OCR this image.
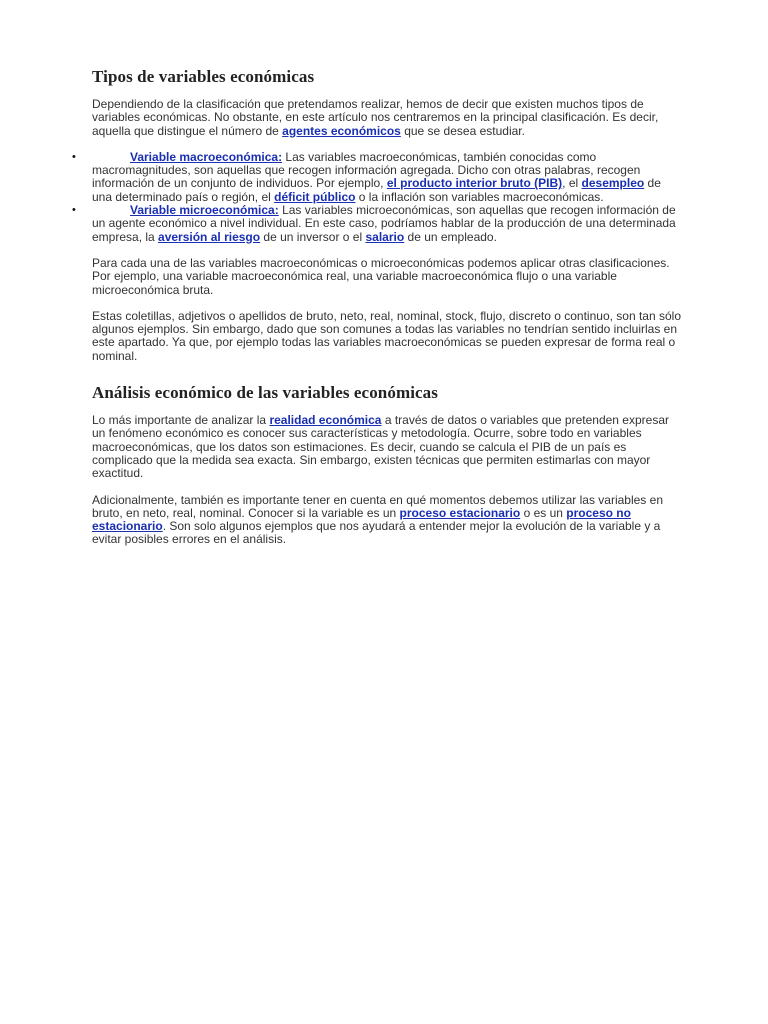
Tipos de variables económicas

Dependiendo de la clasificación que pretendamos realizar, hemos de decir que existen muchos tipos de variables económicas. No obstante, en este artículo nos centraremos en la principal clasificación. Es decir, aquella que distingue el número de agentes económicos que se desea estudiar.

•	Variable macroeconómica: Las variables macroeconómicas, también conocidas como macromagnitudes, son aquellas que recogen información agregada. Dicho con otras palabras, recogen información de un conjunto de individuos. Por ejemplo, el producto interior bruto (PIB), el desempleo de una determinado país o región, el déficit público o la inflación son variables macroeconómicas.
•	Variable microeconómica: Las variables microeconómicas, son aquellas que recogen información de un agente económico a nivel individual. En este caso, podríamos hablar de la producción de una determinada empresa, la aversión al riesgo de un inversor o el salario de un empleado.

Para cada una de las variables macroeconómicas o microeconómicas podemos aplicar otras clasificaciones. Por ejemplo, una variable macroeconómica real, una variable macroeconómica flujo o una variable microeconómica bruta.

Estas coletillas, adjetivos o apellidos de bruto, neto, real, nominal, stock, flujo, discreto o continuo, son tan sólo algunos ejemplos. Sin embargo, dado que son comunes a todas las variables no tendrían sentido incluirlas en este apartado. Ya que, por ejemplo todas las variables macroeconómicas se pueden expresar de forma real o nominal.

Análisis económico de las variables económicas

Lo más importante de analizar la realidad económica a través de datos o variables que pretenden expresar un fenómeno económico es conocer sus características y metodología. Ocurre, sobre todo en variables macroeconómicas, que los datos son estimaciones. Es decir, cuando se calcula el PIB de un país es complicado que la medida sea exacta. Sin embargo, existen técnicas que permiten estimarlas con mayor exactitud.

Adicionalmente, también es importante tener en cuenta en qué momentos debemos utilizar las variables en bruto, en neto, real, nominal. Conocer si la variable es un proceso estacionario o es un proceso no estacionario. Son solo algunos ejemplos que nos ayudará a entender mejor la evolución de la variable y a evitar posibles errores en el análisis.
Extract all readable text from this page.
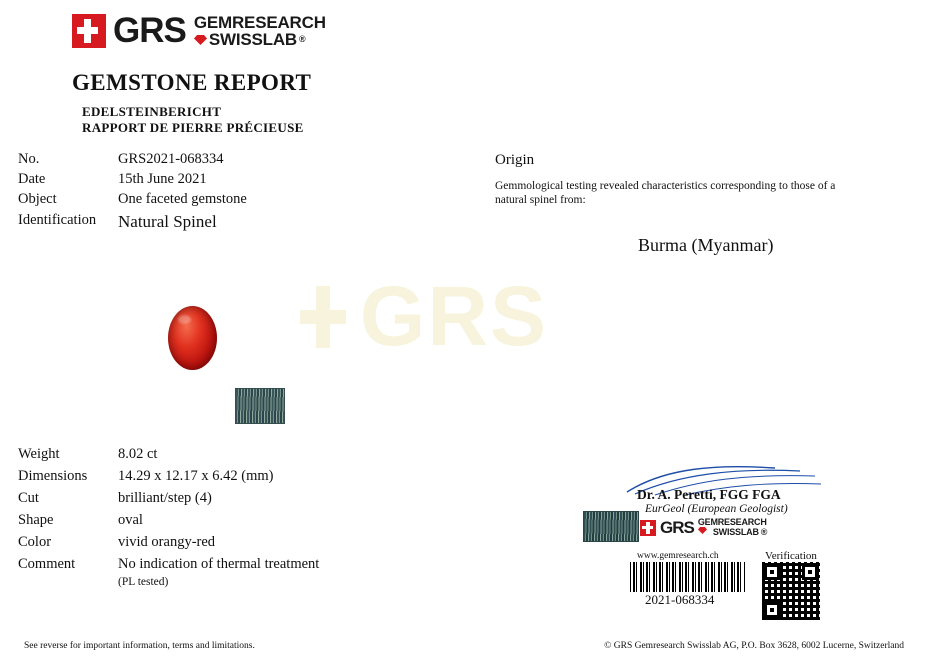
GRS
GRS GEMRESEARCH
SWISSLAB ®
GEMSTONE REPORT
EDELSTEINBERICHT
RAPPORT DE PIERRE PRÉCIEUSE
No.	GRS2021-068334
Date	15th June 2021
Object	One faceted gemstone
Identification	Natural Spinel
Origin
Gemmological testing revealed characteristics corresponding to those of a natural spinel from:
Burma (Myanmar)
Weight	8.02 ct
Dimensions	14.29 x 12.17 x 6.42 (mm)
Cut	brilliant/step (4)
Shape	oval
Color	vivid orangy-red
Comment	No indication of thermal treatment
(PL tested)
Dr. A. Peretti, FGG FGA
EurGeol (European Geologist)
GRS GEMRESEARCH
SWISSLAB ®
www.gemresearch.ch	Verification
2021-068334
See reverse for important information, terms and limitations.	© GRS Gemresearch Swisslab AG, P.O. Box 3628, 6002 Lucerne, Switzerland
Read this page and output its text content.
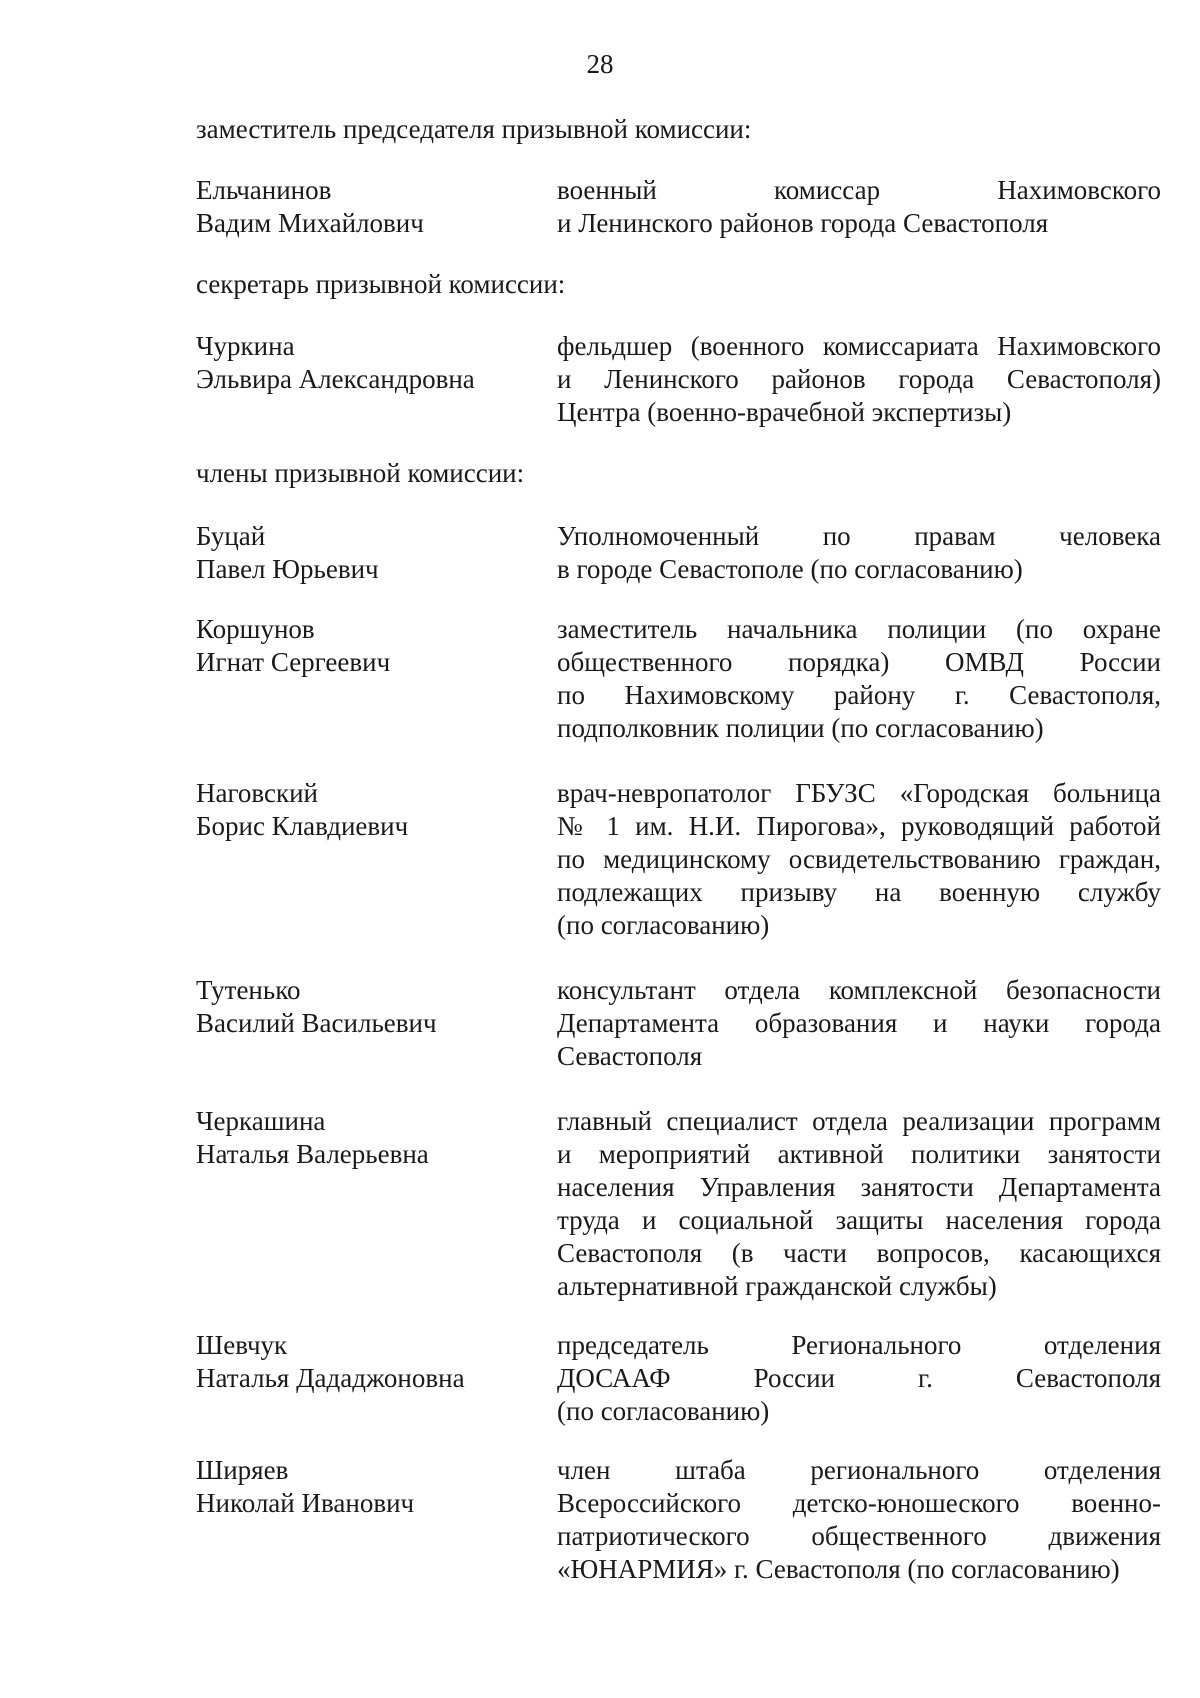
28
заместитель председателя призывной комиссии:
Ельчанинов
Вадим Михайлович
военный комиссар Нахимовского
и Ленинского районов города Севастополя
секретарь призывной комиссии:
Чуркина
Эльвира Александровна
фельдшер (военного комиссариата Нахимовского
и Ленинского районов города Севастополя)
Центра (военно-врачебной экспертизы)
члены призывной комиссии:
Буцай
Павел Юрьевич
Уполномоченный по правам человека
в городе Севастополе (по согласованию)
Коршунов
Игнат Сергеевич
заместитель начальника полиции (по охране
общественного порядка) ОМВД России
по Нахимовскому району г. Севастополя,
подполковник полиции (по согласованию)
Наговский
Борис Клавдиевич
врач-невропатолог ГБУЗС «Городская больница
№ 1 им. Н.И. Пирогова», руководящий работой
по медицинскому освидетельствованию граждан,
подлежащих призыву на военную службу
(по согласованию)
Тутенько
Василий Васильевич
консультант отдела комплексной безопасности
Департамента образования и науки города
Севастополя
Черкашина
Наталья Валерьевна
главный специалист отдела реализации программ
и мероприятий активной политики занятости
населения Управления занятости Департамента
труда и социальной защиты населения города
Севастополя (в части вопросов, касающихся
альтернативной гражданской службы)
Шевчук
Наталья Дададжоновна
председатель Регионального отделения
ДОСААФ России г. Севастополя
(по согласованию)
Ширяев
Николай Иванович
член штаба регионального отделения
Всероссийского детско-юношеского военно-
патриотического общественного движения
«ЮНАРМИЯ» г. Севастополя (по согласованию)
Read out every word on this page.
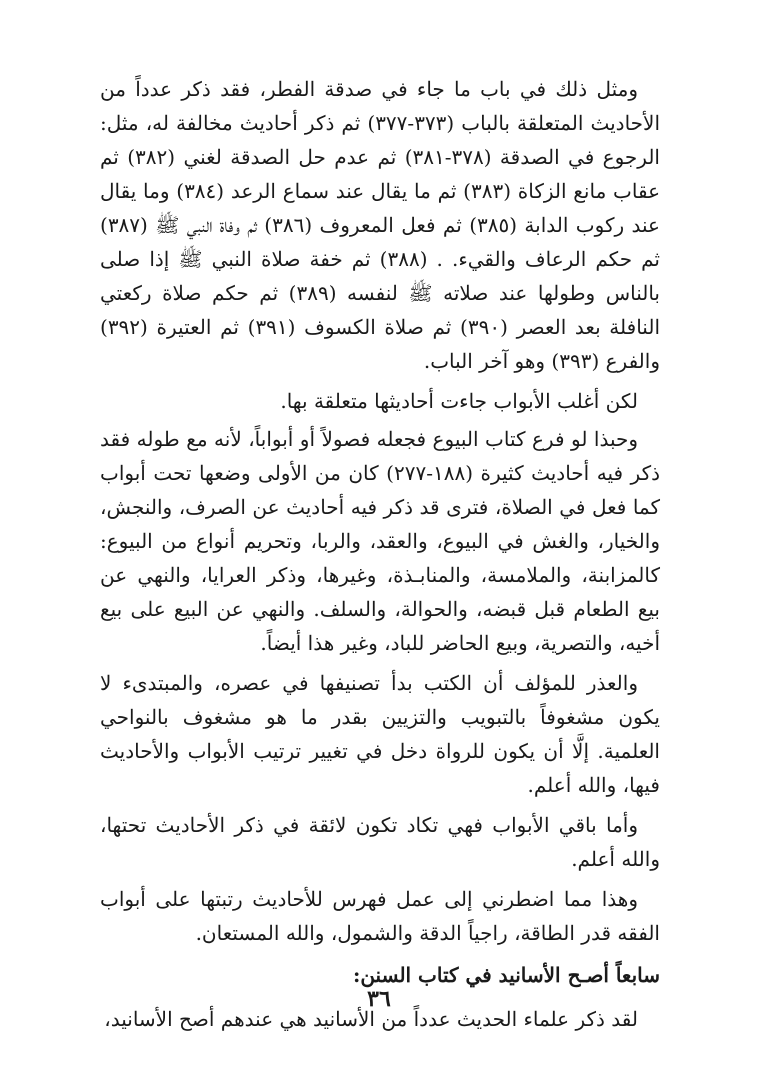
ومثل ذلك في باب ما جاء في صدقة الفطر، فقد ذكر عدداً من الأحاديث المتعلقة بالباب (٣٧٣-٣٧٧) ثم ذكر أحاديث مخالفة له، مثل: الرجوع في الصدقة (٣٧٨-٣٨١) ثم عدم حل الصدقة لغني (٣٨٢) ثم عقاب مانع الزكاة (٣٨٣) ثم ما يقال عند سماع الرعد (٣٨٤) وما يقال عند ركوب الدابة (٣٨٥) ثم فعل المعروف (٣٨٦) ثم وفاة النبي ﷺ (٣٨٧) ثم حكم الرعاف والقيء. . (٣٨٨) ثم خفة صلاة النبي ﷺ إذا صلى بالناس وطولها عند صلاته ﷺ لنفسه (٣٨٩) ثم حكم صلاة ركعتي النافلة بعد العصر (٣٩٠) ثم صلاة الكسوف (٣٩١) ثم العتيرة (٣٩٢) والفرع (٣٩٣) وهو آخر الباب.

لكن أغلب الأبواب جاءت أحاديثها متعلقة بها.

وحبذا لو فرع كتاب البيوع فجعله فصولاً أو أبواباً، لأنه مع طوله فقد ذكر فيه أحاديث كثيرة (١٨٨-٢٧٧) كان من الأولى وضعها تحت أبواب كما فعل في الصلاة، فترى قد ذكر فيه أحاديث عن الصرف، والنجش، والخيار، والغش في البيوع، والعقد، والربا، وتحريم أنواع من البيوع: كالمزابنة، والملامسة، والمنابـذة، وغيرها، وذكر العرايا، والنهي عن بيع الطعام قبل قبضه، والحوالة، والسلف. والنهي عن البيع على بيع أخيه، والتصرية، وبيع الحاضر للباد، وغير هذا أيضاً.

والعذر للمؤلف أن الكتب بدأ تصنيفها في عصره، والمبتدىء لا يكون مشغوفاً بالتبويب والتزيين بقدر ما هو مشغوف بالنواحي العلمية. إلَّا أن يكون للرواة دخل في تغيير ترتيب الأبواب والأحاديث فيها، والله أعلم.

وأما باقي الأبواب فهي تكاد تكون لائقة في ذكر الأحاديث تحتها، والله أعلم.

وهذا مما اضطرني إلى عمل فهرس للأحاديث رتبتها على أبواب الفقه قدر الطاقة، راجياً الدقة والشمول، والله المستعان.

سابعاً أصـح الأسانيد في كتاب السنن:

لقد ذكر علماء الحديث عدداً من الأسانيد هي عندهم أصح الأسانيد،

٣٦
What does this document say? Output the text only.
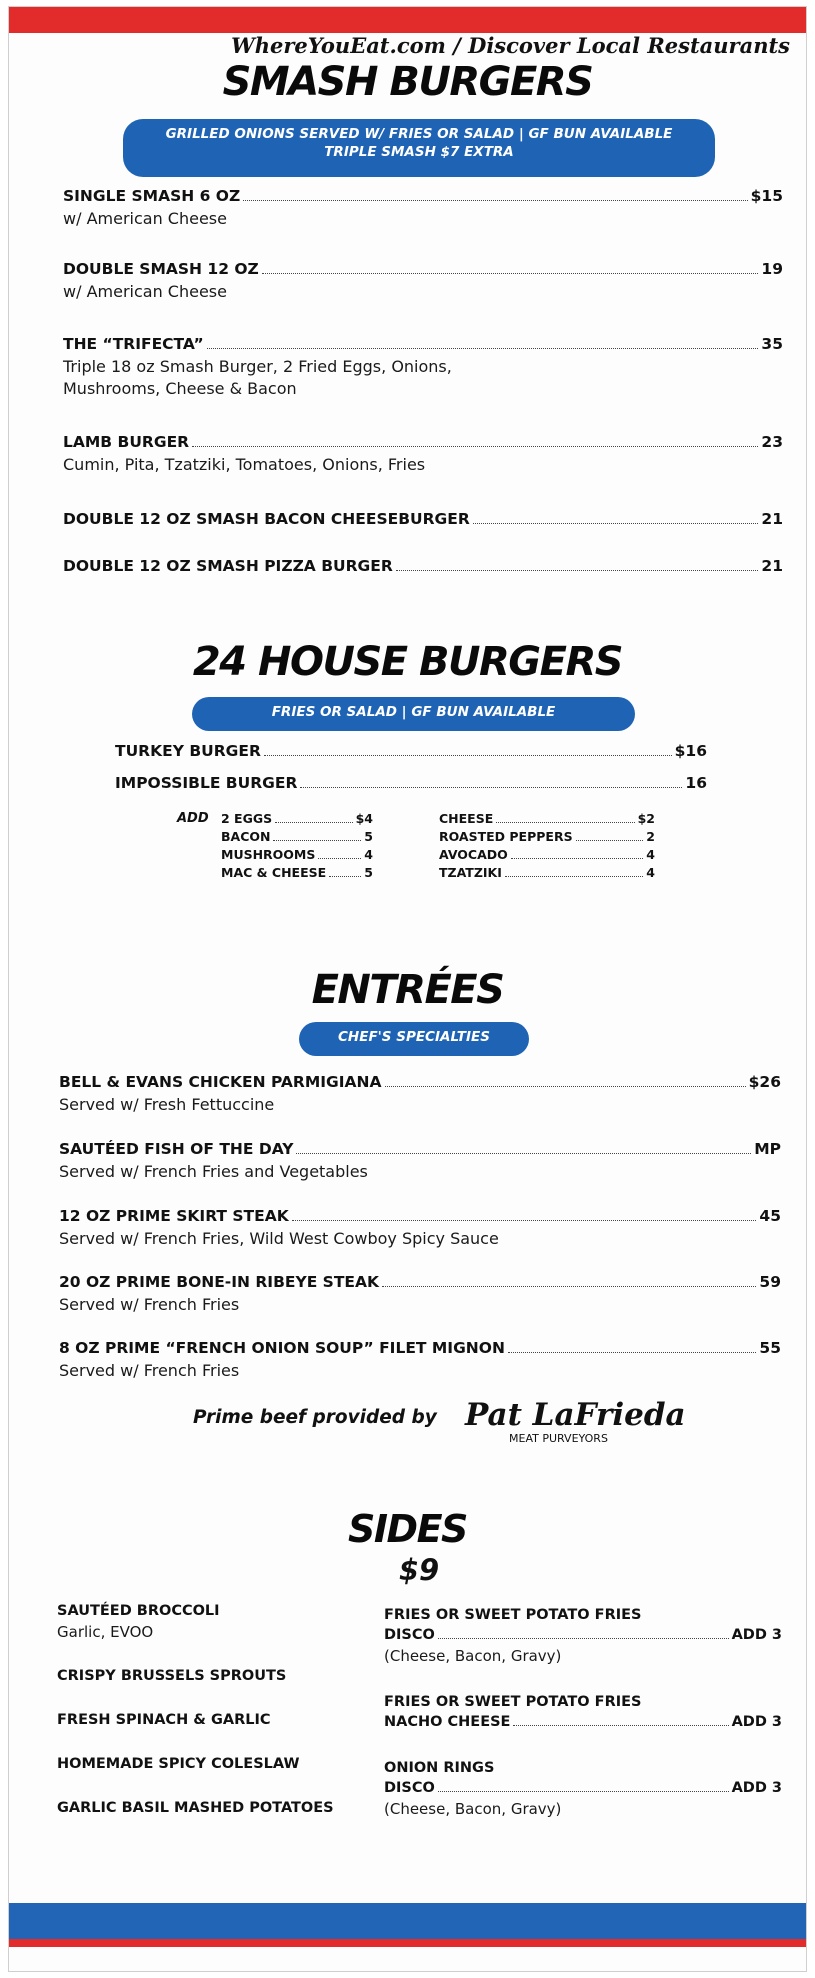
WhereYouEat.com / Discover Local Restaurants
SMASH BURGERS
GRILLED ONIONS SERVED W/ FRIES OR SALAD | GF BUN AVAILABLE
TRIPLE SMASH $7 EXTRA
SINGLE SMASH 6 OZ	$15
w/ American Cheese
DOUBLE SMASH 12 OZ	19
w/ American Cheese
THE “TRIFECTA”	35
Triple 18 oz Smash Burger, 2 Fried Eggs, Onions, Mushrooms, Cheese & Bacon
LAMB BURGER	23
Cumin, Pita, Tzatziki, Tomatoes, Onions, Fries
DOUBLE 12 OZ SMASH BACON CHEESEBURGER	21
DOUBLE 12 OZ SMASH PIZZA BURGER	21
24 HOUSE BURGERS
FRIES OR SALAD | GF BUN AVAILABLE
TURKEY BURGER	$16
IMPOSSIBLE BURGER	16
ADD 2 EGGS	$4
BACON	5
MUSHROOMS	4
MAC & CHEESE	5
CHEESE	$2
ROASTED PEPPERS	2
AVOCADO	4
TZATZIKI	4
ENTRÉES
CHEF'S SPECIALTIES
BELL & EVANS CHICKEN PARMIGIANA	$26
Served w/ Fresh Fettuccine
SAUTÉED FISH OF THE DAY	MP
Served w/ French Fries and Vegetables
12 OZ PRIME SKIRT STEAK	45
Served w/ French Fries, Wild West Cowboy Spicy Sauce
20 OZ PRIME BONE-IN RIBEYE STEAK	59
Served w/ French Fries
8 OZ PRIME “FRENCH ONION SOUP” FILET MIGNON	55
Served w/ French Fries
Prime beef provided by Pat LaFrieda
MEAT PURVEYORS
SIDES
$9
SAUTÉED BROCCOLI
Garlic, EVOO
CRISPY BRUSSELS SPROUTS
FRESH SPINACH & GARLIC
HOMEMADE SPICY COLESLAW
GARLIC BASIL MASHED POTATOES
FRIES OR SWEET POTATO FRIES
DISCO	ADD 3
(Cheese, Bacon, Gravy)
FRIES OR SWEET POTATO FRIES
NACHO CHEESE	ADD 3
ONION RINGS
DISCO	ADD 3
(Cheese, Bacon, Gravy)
******************************
- [EXERCISE AIM]: Go through the material and copy out every line with "заместитель" in it.

- [EXERCISE RESPONSE]:
заместитель председателя призывной комиссии:
заместитель начальника полиции (по охране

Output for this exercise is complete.